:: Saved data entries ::
----
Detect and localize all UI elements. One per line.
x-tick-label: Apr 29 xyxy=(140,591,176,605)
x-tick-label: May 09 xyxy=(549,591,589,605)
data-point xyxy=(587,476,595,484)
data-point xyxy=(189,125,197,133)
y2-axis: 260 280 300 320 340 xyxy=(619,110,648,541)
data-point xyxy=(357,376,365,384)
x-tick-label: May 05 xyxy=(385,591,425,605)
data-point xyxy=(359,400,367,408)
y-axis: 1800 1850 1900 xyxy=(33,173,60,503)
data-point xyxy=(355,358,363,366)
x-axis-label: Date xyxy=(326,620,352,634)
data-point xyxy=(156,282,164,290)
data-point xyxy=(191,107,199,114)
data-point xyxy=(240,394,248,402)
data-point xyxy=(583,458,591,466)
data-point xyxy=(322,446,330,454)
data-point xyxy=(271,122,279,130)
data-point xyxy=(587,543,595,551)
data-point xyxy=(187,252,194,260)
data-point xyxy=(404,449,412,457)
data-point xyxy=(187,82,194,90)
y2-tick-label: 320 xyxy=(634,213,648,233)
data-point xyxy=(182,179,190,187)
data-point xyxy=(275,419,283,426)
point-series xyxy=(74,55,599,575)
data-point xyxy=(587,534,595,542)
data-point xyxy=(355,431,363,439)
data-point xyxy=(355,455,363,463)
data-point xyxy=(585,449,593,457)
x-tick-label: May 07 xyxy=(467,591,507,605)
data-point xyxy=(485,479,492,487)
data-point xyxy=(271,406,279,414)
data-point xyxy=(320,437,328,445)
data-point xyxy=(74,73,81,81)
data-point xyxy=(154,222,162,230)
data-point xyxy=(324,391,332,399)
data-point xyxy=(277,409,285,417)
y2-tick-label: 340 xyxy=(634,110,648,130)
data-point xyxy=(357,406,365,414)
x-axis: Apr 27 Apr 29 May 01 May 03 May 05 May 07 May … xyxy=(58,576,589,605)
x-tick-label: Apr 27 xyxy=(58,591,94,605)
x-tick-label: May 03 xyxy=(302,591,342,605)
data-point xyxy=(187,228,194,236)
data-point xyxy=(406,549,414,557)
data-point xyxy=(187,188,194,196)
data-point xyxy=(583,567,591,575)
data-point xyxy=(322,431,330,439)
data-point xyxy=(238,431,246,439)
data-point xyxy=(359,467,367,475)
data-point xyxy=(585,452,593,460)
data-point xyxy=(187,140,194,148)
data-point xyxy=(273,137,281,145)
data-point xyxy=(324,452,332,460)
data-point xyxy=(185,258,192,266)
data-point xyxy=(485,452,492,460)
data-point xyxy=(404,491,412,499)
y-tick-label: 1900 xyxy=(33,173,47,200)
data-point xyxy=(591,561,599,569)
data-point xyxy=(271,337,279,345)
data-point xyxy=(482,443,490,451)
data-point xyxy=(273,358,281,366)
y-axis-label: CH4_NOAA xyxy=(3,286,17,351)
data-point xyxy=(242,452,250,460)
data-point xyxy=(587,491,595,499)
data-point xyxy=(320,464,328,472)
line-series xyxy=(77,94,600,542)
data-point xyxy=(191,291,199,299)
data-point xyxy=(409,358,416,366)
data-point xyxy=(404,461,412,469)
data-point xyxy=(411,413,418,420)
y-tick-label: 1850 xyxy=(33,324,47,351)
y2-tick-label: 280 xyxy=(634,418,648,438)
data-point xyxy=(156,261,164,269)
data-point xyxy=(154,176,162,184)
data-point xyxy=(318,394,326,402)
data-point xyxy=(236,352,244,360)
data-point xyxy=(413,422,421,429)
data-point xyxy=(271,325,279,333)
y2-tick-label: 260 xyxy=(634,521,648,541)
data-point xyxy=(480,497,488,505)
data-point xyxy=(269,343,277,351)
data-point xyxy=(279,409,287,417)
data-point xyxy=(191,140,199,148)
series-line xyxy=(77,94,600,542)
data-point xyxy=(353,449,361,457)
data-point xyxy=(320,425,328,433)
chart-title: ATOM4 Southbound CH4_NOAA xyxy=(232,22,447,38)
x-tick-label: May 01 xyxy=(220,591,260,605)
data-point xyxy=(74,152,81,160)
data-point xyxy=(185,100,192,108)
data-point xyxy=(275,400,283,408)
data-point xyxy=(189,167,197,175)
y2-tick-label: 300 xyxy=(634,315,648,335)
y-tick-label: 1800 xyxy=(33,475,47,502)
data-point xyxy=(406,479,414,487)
----
:: Prompt ::
Reproduce the rows above, swapping each "data-point" for "marker" and leaving everything else in every line as it stands.

:: Answer to this problem ::
Detect and localize all UI elements. One per line.
x-tick-label: Apr 29 xyxy=(140,591,176,605)
x-tick-label: May 09 xyxy=(549,591,589,605)
marker xyxy=(587,476,595,484)
marker xyxy=(189,125,197,133)
y2-axis: 260 280 300 320 340 xyxy=(619,110,648,541)
marker xyxy=(357,376,365,384)
x-tick-label: May 05 xyxy=(385,591,425,605)
marker xyxy=(359,400,367,408)
y-axis: 1800 1850 1900 xyxy=(33,173,60,503)
marker xyxy=(355,358,363,366)
x-axis-label: Date xyxy=(326,620,352,634)
marker xyxy=(156,282,164,290)
marker xyxy=(191,107,199,114)
marker xyxy=(240,394,248,402)
marker xyxy=(583,458,591,466)
marker xyxy=(322,446,330,454)
marker xyxy=(271,122,279,130)
marker xyxy=(587,543,595,551)
marker xyxy=(187,252,194,260)
marker xyxy=(404,449,412,457)
marker xyxy=(187,82,194,90)
y2-tick-label: 320 xyxy=(634,213,648,233)
marker xyxy=(182,179,190,187)
marker xyxy=(275,419,283,426)
point-series xyxy=(74,55,599,575)
marker xyxy=(587,534,595,542)
marker xyxy=(355,431,363,439)
marker xyxy=(355,455,363,463)
marker xyxy=(585,449,593,457)
x-tick-label: May 07 xyxy=(467,591,507,605)
marker xyxy=(485,479,492,487)
marker xyxy=(271,406,279,414)
marker xyxy=(320,437,328,445)
marker xyxy=(74,73,81,81)
marker xyxy=(154,222,162,230)
marker xyxy=(324,391,332,399)
marker xyxy=(277,409,285,417)
y2-tick-label: 340 xyxy=(634,110,648,130)
marker xyxy=(357,406,365,414)
x-axis: Apr 27 Apr 29 May 01 May 03 May 05 May 07 May … xyxy=(58,576,589,605)
x-tick-label: Apr 27 xyxy=(58,591,94,605)
x-tick-label: May 03 xyxy=(302,591,342,605)
marker xyxy=(187,228,194,236)
marker xyxy=(406,549,414,557)
marker xyxy=(187,188,194,196)
marker xyxy=(583,567,591,575)
marker xyxy=(322,431,330,439)
marker xyxy=(238,431,246,439)
marker xyxy=(359,467,367,475)
marker xyxy=(585,452,593,460)
marker xyxy=(187,140,194,148)
marker xyxy=(273,137,281,145)
marker xyxy=(324,452,332,460)
marker xyxy=(185,258,192,266)
marker xyxy=(485,452,492,460)
marker xyxy=(404,491,412,499)
y-tick-label: 1900 xyxy=(33,173,47,200)
marker xyxy=(591,561,599,569)
marker xyxy=(271,337,279,345)
marker xyxy=(482,443,490,451)
marker xyxy=(273,358,281,366)
y-axis-label: CH4_NOAA xyxy=(3,286,17,351)
marker xyxy=(242,452,250,460)
marker xyxy=(587,491,595,499)
marker xyxy=(320,464,328,472)
line-series xyxy=(77,94,600,542)
marker xyxy=(191,291,199,299)
marker xyxy=(409,358,416,366)
marker xyxy=(404,461,412,469)
marker xyxy=(411,413,418,420)
y-tick-label: 1850 xyxy=(33,324,47,351)
y2-tick-label: 280 xyxy=(634,418,648,438)
marker xyxy=(156,261,164,269)
marker xyxy=(154,176,162,184)
marker xyxy=(318,394,326,402)
marker xyxy=(236,352,244,360)
marker xyxy=(413,422,421,429)
marker xyxy=(271,325,279,333)
y2-tick-label: 260 xyxy=(634,521,648,541)
marker xyxy=(480,497,488,505)
marker xyxy=(269,343,277,351)
marker xyxy=(279,409,287,417)
marker xyxy=(191,140,199,148)
series-line xyxy=(77,94,600,542)
marker xyxy=(353,449,361,457)
marker xyxy=(320,425,328,433)
chart-title: ATOM4 Southbound CH4_NOAA xyxy=(232,22,447,38)
x-tick-label: May 01 xyxy=(220,591,260,605)
marker xyxy=(74,152,81,160)
marker xyxy=(185,100,192,108)
marker xyxy=(275,400,283,408)
marker xyxy=(189,167,197,175)
y2-tick-label: 300 xyxy=(634,315,648,335)
y-tick-label: 1800 xyxy=(33,475,47,502)
marker xyxy=(406,479,414,487)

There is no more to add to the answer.